§ Set problem: Go through the material below and copy all lines with "project".

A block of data
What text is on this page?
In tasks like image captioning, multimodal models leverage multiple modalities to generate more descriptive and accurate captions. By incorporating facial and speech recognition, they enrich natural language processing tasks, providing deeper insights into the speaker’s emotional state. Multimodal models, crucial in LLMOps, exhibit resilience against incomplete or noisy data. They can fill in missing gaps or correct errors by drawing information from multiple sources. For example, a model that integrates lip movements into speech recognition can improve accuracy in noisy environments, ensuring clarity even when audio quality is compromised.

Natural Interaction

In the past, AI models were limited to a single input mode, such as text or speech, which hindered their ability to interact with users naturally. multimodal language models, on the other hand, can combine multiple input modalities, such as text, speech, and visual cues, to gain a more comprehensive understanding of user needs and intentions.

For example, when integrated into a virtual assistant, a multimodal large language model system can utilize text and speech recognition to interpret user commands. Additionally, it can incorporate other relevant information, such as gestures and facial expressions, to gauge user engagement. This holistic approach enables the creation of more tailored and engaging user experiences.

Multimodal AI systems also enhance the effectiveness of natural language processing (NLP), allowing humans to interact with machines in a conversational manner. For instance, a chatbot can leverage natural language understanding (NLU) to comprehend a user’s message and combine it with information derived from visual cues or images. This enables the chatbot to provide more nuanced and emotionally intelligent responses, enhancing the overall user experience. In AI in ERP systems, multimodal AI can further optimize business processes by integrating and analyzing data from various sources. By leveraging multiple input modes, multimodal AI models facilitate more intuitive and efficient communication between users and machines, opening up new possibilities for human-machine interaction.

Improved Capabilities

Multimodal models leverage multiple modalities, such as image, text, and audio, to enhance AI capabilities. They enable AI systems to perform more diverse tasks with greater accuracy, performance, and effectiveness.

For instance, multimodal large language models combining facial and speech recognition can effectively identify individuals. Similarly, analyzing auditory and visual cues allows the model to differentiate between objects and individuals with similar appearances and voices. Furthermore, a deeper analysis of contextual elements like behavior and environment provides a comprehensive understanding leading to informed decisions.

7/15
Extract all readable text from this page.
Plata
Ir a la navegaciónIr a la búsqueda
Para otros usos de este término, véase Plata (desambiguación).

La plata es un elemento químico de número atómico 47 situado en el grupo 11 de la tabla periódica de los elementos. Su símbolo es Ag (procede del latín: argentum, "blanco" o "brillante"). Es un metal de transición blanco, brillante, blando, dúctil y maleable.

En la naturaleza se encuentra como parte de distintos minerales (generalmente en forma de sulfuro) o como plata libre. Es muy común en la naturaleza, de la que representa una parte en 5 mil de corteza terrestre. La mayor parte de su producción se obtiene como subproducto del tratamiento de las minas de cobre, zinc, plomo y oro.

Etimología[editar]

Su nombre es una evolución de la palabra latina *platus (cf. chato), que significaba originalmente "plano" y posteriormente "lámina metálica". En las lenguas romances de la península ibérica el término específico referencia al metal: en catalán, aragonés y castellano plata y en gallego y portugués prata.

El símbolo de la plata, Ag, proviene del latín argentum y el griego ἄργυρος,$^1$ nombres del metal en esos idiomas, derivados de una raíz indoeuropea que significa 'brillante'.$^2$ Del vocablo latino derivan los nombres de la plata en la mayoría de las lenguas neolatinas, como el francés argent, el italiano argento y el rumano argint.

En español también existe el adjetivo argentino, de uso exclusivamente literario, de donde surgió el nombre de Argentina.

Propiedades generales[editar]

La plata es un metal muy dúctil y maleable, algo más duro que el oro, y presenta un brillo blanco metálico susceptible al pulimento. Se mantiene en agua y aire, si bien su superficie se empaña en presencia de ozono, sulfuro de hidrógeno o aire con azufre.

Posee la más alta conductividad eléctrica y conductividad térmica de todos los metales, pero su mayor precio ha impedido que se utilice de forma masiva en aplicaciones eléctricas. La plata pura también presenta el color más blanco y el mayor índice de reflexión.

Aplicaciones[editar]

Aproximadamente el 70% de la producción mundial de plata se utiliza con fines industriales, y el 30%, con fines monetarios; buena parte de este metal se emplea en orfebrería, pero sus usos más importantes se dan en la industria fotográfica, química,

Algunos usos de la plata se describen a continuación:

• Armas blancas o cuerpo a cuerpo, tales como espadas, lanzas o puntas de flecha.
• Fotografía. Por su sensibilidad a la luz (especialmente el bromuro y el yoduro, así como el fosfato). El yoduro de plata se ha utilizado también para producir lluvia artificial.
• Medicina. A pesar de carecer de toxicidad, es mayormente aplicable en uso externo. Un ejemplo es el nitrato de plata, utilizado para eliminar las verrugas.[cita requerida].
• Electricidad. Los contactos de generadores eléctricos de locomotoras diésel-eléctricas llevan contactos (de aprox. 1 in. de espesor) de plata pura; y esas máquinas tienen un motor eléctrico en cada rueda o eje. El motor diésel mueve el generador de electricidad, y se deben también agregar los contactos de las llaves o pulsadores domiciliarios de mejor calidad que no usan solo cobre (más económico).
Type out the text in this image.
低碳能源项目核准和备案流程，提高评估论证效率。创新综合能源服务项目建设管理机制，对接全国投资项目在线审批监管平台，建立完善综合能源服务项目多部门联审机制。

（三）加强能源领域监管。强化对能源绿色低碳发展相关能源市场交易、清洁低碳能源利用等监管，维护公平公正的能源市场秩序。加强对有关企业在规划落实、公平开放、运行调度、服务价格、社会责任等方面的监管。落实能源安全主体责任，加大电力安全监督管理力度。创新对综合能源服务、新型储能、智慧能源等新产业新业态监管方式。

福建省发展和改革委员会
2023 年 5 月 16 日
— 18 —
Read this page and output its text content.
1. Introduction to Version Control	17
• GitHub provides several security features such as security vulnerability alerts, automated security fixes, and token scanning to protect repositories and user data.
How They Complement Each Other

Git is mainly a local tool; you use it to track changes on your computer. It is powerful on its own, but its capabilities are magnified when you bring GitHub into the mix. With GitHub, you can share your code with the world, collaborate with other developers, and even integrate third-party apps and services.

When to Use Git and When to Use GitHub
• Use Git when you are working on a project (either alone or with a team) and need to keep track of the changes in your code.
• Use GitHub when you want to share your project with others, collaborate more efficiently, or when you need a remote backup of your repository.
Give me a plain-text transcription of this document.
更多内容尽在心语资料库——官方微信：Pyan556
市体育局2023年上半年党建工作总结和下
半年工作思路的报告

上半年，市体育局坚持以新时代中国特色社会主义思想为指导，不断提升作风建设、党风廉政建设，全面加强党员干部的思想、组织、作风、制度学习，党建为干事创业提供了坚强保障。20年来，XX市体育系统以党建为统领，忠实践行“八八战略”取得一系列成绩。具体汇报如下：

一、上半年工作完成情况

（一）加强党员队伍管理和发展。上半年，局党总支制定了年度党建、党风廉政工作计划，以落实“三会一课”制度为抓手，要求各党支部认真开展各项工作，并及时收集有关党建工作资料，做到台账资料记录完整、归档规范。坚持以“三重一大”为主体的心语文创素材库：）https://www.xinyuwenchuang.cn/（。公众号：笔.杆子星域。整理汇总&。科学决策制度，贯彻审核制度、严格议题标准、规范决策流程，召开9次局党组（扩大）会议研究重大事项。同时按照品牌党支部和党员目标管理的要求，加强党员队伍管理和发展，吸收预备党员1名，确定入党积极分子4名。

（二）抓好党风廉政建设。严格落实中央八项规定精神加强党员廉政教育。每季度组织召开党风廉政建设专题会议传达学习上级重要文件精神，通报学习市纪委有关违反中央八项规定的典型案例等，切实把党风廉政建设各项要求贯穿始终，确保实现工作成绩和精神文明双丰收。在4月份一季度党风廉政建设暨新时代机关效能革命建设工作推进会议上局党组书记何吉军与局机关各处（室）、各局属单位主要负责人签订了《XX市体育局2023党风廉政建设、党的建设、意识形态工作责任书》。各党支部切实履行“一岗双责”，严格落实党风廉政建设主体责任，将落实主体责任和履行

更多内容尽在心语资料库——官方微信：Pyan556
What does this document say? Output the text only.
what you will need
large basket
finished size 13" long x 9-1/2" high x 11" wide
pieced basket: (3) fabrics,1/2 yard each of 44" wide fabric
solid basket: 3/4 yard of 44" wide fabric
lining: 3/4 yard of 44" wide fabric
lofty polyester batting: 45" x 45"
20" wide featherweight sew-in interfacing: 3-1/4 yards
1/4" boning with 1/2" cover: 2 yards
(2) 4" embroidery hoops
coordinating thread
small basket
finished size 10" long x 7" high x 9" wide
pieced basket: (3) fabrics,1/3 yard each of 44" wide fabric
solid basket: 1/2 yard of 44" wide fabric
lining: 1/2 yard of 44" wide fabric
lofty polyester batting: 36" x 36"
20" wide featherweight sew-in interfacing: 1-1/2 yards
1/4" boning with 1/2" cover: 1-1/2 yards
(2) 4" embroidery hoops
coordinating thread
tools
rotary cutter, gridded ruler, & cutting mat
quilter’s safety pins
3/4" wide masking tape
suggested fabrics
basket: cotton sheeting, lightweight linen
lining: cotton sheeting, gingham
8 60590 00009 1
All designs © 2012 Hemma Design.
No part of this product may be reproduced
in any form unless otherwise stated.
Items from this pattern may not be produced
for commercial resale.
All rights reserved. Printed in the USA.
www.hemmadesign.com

§ Final result:
• Use Git when you are working on a project (either alone or with a team) and need to keep track of the changes in your code.
• Use GitHub when you want to share your project with others, collaborate more efficiently, or when you need a remote backup of your repository.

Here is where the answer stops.